## [GIVEN INSTRUCTION]
Copy out all of the data below with no alterations.

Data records
● ● ● ● ● ● ●

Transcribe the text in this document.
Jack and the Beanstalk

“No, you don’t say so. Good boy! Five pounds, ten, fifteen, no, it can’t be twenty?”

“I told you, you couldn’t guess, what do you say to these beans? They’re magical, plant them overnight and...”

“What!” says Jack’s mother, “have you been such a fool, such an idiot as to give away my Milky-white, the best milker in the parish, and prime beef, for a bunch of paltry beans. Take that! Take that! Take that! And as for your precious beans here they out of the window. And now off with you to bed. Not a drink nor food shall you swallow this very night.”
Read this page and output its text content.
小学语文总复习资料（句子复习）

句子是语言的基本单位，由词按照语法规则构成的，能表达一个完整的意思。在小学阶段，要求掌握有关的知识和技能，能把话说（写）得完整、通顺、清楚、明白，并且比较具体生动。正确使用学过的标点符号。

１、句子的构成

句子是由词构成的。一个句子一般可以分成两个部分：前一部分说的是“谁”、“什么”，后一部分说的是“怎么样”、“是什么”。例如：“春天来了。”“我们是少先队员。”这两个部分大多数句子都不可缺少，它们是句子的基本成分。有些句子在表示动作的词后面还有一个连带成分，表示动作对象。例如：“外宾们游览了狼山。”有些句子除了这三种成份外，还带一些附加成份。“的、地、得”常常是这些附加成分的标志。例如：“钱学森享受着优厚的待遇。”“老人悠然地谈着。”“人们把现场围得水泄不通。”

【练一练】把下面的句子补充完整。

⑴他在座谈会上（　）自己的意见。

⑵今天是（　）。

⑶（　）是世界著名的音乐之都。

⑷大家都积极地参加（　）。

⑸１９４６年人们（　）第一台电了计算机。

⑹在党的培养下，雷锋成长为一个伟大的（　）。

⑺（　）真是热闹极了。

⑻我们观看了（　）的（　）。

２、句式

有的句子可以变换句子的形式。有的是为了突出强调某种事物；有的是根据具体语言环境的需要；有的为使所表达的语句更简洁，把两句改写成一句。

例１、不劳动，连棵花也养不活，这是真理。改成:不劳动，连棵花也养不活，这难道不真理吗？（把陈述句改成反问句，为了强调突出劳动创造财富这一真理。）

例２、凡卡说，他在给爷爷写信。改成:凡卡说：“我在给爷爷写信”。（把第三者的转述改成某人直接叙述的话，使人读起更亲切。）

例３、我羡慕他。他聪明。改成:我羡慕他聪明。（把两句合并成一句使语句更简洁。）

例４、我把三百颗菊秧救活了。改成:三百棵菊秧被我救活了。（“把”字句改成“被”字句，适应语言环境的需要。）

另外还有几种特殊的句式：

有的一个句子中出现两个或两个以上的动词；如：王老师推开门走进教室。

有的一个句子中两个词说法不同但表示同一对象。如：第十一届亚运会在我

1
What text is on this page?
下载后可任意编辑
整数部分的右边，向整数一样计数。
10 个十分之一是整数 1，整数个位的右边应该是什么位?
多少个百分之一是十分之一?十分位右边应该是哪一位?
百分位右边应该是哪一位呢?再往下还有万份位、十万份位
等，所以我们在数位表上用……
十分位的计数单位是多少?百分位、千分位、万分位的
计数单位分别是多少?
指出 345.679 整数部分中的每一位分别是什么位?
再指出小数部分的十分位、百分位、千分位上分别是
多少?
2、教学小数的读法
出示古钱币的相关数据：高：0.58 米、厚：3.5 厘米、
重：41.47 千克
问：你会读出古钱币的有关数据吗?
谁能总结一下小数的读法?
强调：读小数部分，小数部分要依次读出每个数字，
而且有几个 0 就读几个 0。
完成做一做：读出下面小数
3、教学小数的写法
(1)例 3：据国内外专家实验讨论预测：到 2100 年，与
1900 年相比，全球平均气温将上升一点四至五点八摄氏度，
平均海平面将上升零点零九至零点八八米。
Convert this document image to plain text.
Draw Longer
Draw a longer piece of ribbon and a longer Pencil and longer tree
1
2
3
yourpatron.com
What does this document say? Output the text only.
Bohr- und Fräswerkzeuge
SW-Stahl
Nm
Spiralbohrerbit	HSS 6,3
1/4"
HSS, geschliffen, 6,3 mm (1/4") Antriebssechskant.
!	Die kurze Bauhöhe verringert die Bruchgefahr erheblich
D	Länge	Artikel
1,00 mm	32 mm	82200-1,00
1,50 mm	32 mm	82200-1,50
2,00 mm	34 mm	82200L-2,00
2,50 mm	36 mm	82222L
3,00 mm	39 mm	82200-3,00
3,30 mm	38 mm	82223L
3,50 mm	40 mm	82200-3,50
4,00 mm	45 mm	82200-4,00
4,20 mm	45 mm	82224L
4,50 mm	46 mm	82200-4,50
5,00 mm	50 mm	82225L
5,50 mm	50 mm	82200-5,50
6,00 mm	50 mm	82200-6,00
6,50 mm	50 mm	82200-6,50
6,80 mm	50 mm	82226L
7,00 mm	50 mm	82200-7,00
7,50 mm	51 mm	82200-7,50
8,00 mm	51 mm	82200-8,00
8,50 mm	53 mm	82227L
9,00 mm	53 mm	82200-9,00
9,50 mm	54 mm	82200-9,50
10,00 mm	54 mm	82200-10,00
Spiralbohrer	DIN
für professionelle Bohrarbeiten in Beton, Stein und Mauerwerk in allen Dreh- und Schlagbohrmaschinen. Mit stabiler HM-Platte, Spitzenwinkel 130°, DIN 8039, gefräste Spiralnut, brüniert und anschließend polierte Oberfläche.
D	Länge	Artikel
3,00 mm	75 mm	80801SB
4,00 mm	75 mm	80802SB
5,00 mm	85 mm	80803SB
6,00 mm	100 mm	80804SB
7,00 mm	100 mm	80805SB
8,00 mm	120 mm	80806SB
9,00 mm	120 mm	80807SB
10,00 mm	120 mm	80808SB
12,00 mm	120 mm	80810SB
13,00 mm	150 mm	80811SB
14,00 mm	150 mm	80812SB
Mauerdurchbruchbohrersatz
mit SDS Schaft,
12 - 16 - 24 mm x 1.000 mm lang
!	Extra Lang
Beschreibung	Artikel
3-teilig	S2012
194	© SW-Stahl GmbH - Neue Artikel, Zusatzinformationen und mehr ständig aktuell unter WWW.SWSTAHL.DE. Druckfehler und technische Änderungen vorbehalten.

● ● ● ● ● ● ●

## [ANSWER TO THE TASK]
Transcribe the text in this document.
Jack and the Beanstalk

“No, you don’t say so. Good boy! Five pounds, ten, fifteen, no, it can’t be twenty?”

“I told you, you couldn’t guess, what do you say to these beans? They’re magical, plant them overnight and...”

“What!” says Jack’s mother, “have you been such a fool, such an idiot as to give away my Milky-white, the best milker in the parish, and prime beef, for a bunch of paltry beans. Take that! Take that! Take that! And as for your precious beans here they out of the window. And now off with you to bed. Not a drink nor food shall you swallow this very night.”
Read this page and output its text content.
小学语文总复习资料（句子复习）

句子是语言的基本单位，由词按照语法规则构成的，能表达一个完整的意思。在小学阶段，要求掌握有关的知识和技能，能把话说（写）得完整、通顺、清楚、明白，并且比较具体生动。正确使用学过的标点符号。

１、句子的构成

句子是由词构成的。一个句子一般可以分成两个部分：前一部分说的是“谁”、“什么”，后一部分说的是“怎么样”、“是什么”。例如：“春天来了。”“我们是少先队员。”这两个部分大多数句子都不可缺少，它们是句子的基本成分。有些句子在表示动作的词后面还有一个连带成分，表示动作对象。例如：“外宾们游览了狼山。”有些句子除了这三种成份外，还带一些附加成份。“的、地、得”常常是这些附加成分的标志。例如：“钱学森享受着优厚的待遇。”“老人悠然地谈着。”“人们把现场围得水泄不通。”

【练一练】把下面的句子补充完整。

⑴他在座谈会上（　）自己的意见。

⑵今天是（　）。

⑶（　）是世界著名的音乐之都。

⑷大家都积极地参加（　）。

⑸１９４６年人们（　）第一台电了计算机。

⑹在党的培养下，雷锋成长为一个伟大的（　）。

⑺（　）真是热闹极了。

⑻我们观看了（　）的（　）。

２、句式

有的句子可以变换句子的形式。有的是为了突出强调某种事物；有的是根据具体语言环境的需要；有的为使所表达的语句更简洁，把两句改写成一句。

例１、不劳动，连棵花也养不活，这是真理。改成:不劳动，连棵花也养不活，这难道不真理吗？（把陈述句改成反问句，为了强调突出劳动创造财富这一真理。）

例２、凡卡说，他在给爷爷写信。改成:凡卡说：“我在给爷爷写信”。（把第三者的转述改成某人直接叙述的话，使人读起更亲切。）

例３、我羡慕他。他聪明。改成:我羡慕他聪明。（把两句合并成一句使语句更简洁。）

例４、我把三百颗菊秧救活了。改成:三百棵菊秧被我救活了。（“把”字句改成“被”字句，适应语言环境的需要。）

另外还有几种特殊的句式：

有的一个句子中出现两个或两个以上的动词；如：王老师推开门走进教室。

有的一个句子中两个词说法不同但表示同一对象。如：第十一届亚运会在我

1
What text is on this page?
下载后可任意编辑
整数部分的右边，向整数一样计数。
10 个十分之一是整数 1，整数个位的右边应该是什么位?
多少个百分之一是十分之一?十分位右边应该是哪一位?
百分位右边应该是哪一位呢?再往下还有万份位、十万份位
等，所以我们在数位表上用……
十分位的计数单位是多少?百分位、千分位、万分位的
计数单位分别是多少?
指出 345.679 整数部分中的每一位分别是什么位?
再指出小数部分的十分位、百分位、千分位上分别是
多少?
2、教学小数的读法
出示古钱币的相关数据：高：0.58 米、厚：3.5 厘米、
重：41.47 千克
问：你会读出古钱币的有关数据吗?
谁能总结一下小数的读法?
强调：读小数部分，小数部分要依次读出每个数字，
而且有几个 0 就读几个 0。
完成做一做：读出下面小数
3、教学小数的写法
(1)例 3：据国内外专家实验讨论预测：到 2100 年，与
1900 年相比，全球平均气温将上升一点四至五点八摄氏度，
平均海平面将上升零点零九至零点八八米。
Convert this document image to plain text.
Draw Longer
Draw a longer piece of ribbon and a longer Pencil and longer tree
1
2
3
yourpatron.com
What does this document say? Output the text only.
Bohr- und Fräswerkzeuge
SW-Stahl
Nm
Spiralbohrerbit	HSS 6,3
1/4"
HSS, geschliffen, 6,3 mm (1/4") Antriebssechskant.
!	Die kurze Bauhöhe verringert die Bruchgefahr erheblich
D	Länge	Artikel
1,00 mm	32 mm	82200-1,00
1,50 mm	32 mm	82200-1,50
2,00 mm	34 mm	82200L-2,00
2,50 mm	36 mm	82222L
3,00 mm	39 mm	82200-3,00
3,30 mm	38 mm	82223L
3,50 mm	40 mm	82200-3,50
4,00 mm	45 mm	82200-4,00
4,20 mm	45 mm	82224L
4,50 mm	46 mm	82200-4,50
5,00 mm	50 mm	82225L
5,50 mm	50 mm	82200-5,50
6,00 mm	50 mm	82200-6,00
6,50 mm	50 mm	82200-6,50
6,80 mm	50 mm	82226L
7,00 mm	50 mm	82200-7,00
7,50 mm	51 mm	82200-7,50
8,00 mm	51 mm	82200-8,00
8,50 mm	53 mm	82227L
9,00 mm	53 mm	82200-9,00
9,50 mm	54 mm	82200-9,50
10,00 mm	54 mm	82200-10,00
Spiralbohrer	DIN
für professionelle Bohrarbeiten in Beton, Stein und Mauerwerk in allen Dreh- und Schlagbohrmaschinen. Mit stabiler HM-Platte, Spitzenwinkel 130°, DIN 8039, gefräste Spiralnut, brüniert und anschließend polierte Oberfläche.
D	Länge	Artikel
3,00 mm	75 mm	80801SB
4,00 mm	75 mm	80802SB
5,00 mm	85 mm	80803SB
6,00 mm	100 mm	80804SB
7,00 mm	100 mm	80805SB
8,00 mm	120 mm	80806SB
9,00 mm	120 mm	80807SB
10,00 mm	120 mm	80808SB
12,00 mm	120 mm	80810SB
13,00 mm	150 mm	80811SB
14,00 mm	150 mm	80812SB
Mauerdurchbruchbohrersatz
mit SDS Schaft,
12 - 16 - 24 mm x 1.000 mm lang
!	Extra Lang
Beschreibung	Artikel
3-teilig	S2012
194	© SW-Stahl GmbH - Neue Artikel, Zusatzinformationen und mehr ständig aktuell unter WWW.SWSTAHL.DE. Druckfehler und technische Änderungen vorbehalten.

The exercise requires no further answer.